Output the data exactly, with every line intact.

──────── The data

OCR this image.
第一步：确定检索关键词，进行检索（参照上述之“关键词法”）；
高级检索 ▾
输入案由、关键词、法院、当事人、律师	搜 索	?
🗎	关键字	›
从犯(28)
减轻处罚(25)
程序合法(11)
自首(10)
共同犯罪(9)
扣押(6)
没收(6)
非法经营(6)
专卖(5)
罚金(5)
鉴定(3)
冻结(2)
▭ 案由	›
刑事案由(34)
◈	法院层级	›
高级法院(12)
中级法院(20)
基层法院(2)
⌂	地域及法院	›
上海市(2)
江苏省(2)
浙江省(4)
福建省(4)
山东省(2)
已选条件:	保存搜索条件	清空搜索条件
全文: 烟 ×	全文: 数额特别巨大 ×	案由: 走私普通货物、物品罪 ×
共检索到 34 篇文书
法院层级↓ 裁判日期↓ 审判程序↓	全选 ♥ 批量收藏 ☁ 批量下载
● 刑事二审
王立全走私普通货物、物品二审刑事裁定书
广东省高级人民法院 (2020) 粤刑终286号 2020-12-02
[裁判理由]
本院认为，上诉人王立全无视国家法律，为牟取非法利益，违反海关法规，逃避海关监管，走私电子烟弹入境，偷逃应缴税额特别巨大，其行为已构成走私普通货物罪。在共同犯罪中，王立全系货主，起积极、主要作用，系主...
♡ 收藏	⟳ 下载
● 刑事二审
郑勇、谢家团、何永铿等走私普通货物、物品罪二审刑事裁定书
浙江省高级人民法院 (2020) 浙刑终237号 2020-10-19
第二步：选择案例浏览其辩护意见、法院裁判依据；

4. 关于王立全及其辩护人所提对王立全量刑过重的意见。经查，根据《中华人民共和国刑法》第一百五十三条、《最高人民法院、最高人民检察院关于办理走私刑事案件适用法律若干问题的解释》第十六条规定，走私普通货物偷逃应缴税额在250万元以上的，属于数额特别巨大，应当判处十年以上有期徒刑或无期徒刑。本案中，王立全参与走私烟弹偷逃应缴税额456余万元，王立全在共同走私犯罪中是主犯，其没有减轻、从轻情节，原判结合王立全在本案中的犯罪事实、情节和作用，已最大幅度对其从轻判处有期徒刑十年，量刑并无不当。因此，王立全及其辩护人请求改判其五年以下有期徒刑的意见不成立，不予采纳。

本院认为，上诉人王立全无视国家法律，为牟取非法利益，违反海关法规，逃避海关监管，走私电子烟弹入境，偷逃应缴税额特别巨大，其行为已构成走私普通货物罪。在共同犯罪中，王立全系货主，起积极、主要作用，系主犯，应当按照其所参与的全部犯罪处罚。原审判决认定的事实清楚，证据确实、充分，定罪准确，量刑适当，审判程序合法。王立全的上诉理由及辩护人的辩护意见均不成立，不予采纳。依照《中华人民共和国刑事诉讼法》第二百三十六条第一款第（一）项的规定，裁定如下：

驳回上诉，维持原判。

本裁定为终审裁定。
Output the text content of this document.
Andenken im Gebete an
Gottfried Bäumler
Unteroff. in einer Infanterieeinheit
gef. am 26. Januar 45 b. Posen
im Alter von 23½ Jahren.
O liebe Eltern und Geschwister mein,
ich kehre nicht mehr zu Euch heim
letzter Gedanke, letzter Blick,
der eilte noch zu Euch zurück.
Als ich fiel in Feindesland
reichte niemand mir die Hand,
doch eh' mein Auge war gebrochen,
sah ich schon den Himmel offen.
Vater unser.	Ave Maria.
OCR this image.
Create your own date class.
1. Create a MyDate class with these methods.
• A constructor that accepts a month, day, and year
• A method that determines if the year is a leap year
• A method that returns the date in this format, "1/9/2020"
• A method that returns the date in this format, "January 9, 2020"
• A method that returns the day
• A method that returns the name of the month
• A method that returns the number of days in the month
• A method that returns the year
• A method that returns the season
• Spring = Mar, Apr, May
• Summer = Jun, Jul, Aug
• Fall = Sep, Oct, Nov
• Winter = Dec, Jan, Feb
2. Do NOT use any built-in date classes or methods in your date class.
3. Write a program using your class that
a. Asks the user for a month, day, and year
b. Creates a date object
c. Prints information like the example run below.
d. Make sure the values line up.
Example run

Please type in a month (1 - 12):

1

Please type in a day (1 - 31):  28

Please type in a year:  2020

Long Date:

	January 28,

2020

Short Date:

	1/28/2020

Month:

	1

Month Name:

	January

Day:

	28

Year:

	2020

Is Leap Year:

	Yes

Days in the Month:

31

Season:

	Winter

────────────────

Response:
OCR this image.
第一步：确定检索关键词，进行检索（参照上述之“关键词法”）；
高级检索 ▾
输入案由、关键词、法院、当事人、律师	搜 索	?
🗎	关键字	›
从犯(28)
减轻处罚(25)
程序合法(11)
自首(10)
共同犯罪(9)
扣押(6)
没收(6)
非法经营(6)
专卖(5)
罚金(5)
鉴定(3)
冻结(2)
▭ 案由	›
刑事案由(34)
◈	法院层级	›
高级法院(12)
中级法院(20)
基层法院(2)
⌂	地域及法院	›
上海市(2)
江苏省(2)
浙江省(4)
福建省(4)
山东省(2)
已选条件:	保存搜索条件	清空搜索条件
全文: 烟 ×	全文: 数额特别巨大 ×	案由: 走私普通货物、物品罪 ×
共检索到 34 篇文书
法院层级↓ 裁判日期↓ 审判程序↓	全选 ♥ 批量收藏 ☁ 批量下载
● 刑事二审
王立全走私普通货物、物品二审刑事裁定书
广东省高级人民法院 (2020) 粤刑终286号 2020-12-02
[裁判理由]
本院认为，上诉人王立全无视国家法律，为牟取非法利益，违反海关法规，逃避海关监管，走私电子烟弹入境，偷逃应缴税额特别巨大，其行为已构成走私普通货物罪。在共同犯罪中，王立全系货主，起积极、主要作用，系主...
♡ 收藏	⟳ 下载
● 刑事二审
郑勇、谢家团、何永铿等走私普通货物、物品罪二审刑事裁定书
浙江省高级人民法院 (2020) 浙刑终237号 2020-10-19
第二步：选择案例浏览其辩护意见、法院裁判依据；

4. 关于王立全及其辩护人所提对王立全量刑过重的意见。经查，根据《中华人民共和国刑法》第一百五十三条、《最高人民法院、最高人民检察院关于办理走私刑事案件适用法律若干问题的解释》第十六条规定，走私普通货物偷逃应缴税额在250万元以上的，属于数额特别巨大，应当判处十年以上有期徒刑或无期徒刑。本案中，王立全参与走私烟弹偷逃应缴税额456余万元，王立全在共同走私犯罪中是主犯，其没有减轻、从轻情节，原判结合王立全在本案中的犯罪事实、情节和作用，已最大幅度对其从轻判处有期徒刑十年，量刑并无不当。因此，王立全及其辩护人请求改判其五年以下有期徒刑的意见不成立，不予采纳。

本院认为，上诉人王立全无视国家法律，为牟取非法利益，违反海关法规，逃避海关监管，走私电子烟弹入境，偷逃应缴税额特别巨大，其行为已构成走私普通货物罪。在共同犯罪中，王立全系货主，起积极、主要作用，系主犯，应当按照其所参与的全部犯罪处罚。原审判决认定的事实清楚，证据确实、充分，定罪准确，量刑适当，审判程序合法。王立全的上诉理由及辩护人的辩护意见均不成立，不予采纳。依照《中华人民共和国刑事诉讼法》第二百三十六条第一款第（一）项的规定，裁定如下：

驳回上诉，维持原判。

本裁定为终审裁定。
Output the text content of this document.
Andenken im Gebete an
Gottfried Bäumler
Unteroff. in einer Infanterieeinheit
gef. am 26. Januar 45 b. Posen
im Alter von 23½ Jahren.
O liebe Eltern und Geschwister mein,
ich kehre nicht mehr zu Euch heim
letzter Gedanke, letzter Blick,
der eilte noch zu Euch zurück.
Als ich fiel in Feindesland
reichte niemand mir die Hand,
doch eh' mein Auge war gebrochen,
sah ich schon den Himmel offen.
Vater unser.	Ave Maria.
OCR this image.
Create your own date class.
1. Create a MyDate class with these methods.
• A constructor that accepts a month, day, and year
• A method that determines if the year is a leap year
• A method that returns the date in this format, "1/9/2020"
• A method that returns the date in this format, "January 9, 2020"
• A method that returns the day
• A method that returns the name of the month
• A method that returns the number of days in the month
• A method that returns the year
• A method that returns the season
• Spring = Mar, Apr, May
• Summer = Jun, Jul, Aug
• Fall = Sep, Oct, Nov
• Winter = Dec, Jan, Feb
2. Do NOT use any built-in date classes or methods in your date class.
3. Write a program using your class that
a. Asks the user for a month, day, and year
b. Creates a date object
c. Prints information like the example run below.
d. Make sure the values line up.
Example run

Please type in a month (1 - 12):

1

Please type in a day (1 - 31):  28

Please type in a year:  2020

Long Date:

	January 28,

2020

Short Date:

	1/28/2020

Month:

	1

Month Name:

	January

Day:

	28

Year:

	2020

Is Leap Year:

	Yes

Days in the Month:

31

Season:

	Winter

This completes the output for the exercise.